** PROBLEM DESCRIPTION **
Look for "values" in the listing below. Gather each line that contains it.

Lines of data
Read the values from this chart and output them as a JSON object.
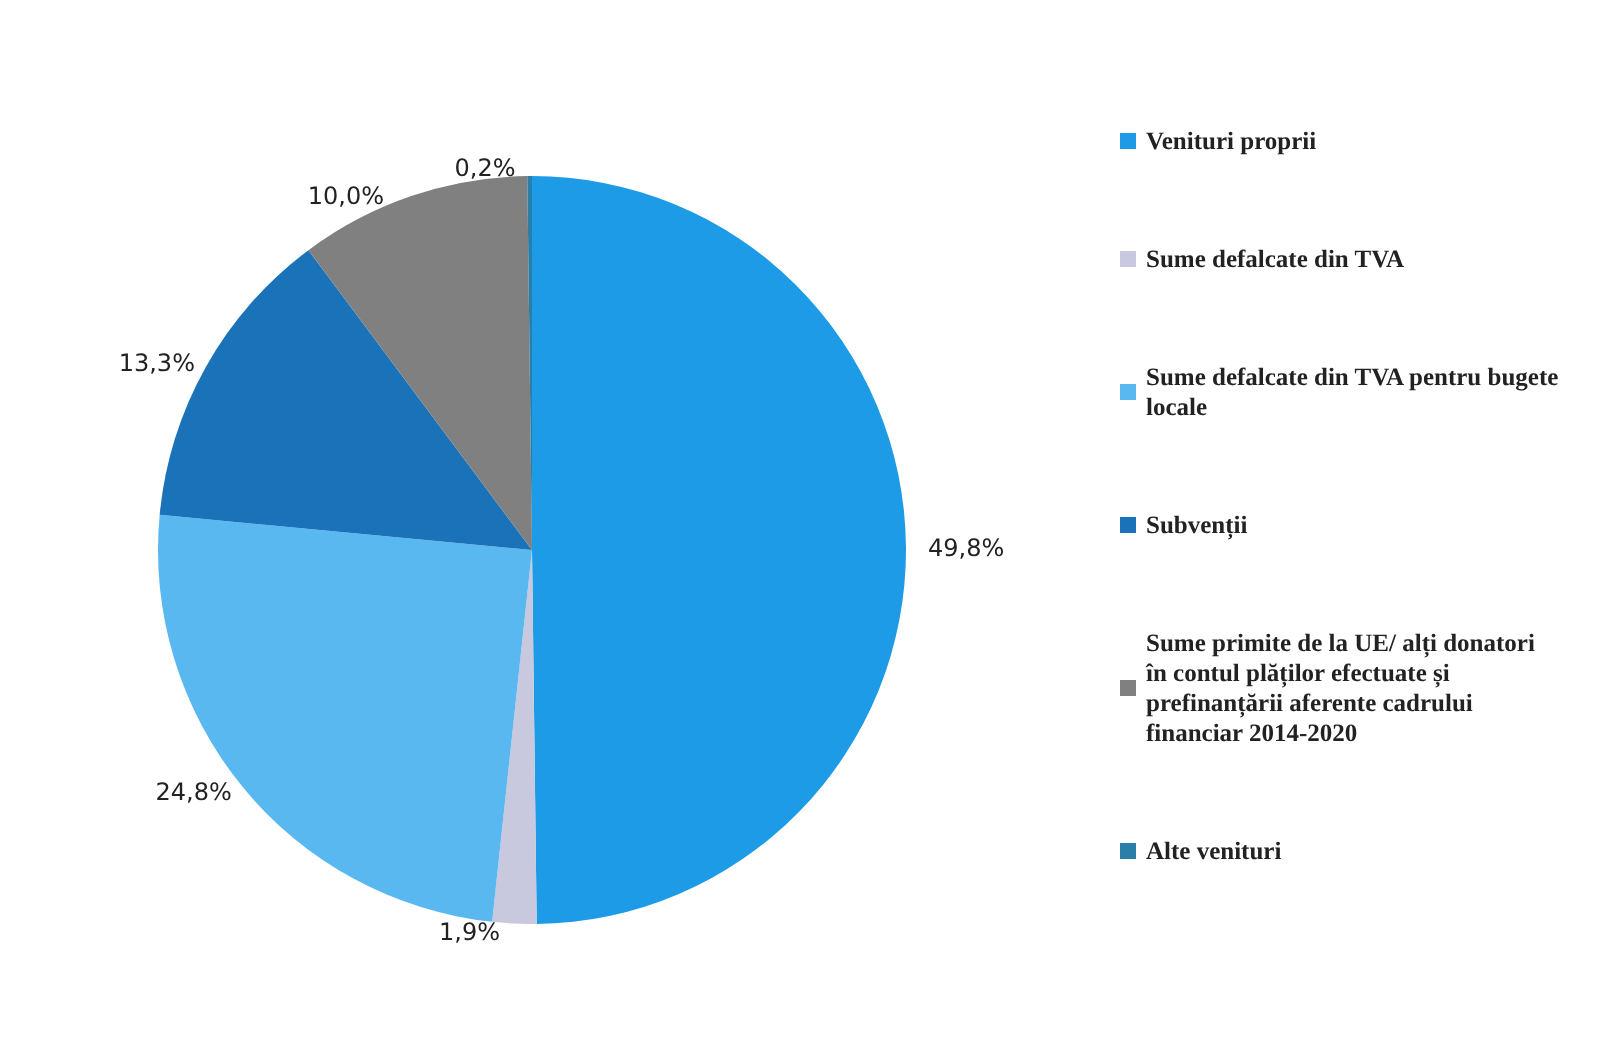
{
  "chart_data": {
    "type": "pie",
    "categories": [
      "Venituri proprii",
      "Sume defalcate din TVA",
      "Sume defalcate din TVA pentru bugete locale",
      "Subvenții",
      "Sume primite de la UE/ alți donatori în contul plăților efectuate și prefinanțării aferente cadrului financiar 2014-2020",
      "Alte venituri"
    ],
    "values": [
      49.8,
      1.9,
      24.8,
      13.3,
      10.0,
      0.2
    ],
    "value_labels": [
      "49,8%",
      "1,9%",
      "24,8%",
      "13,3%",
      "10,0%",
      "0,2%"
    ],
    "colors": [
      "#1e9be6",
      "#c8c8de",
      "#5ab8f0",
      "#1a72b8",
      "#808080",
      "#2a7fa8"
    ],
    "legend": "right"
  }
}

** FINAL RESULT **
Read the values from this chart and output them as a JSON object.
    "values": [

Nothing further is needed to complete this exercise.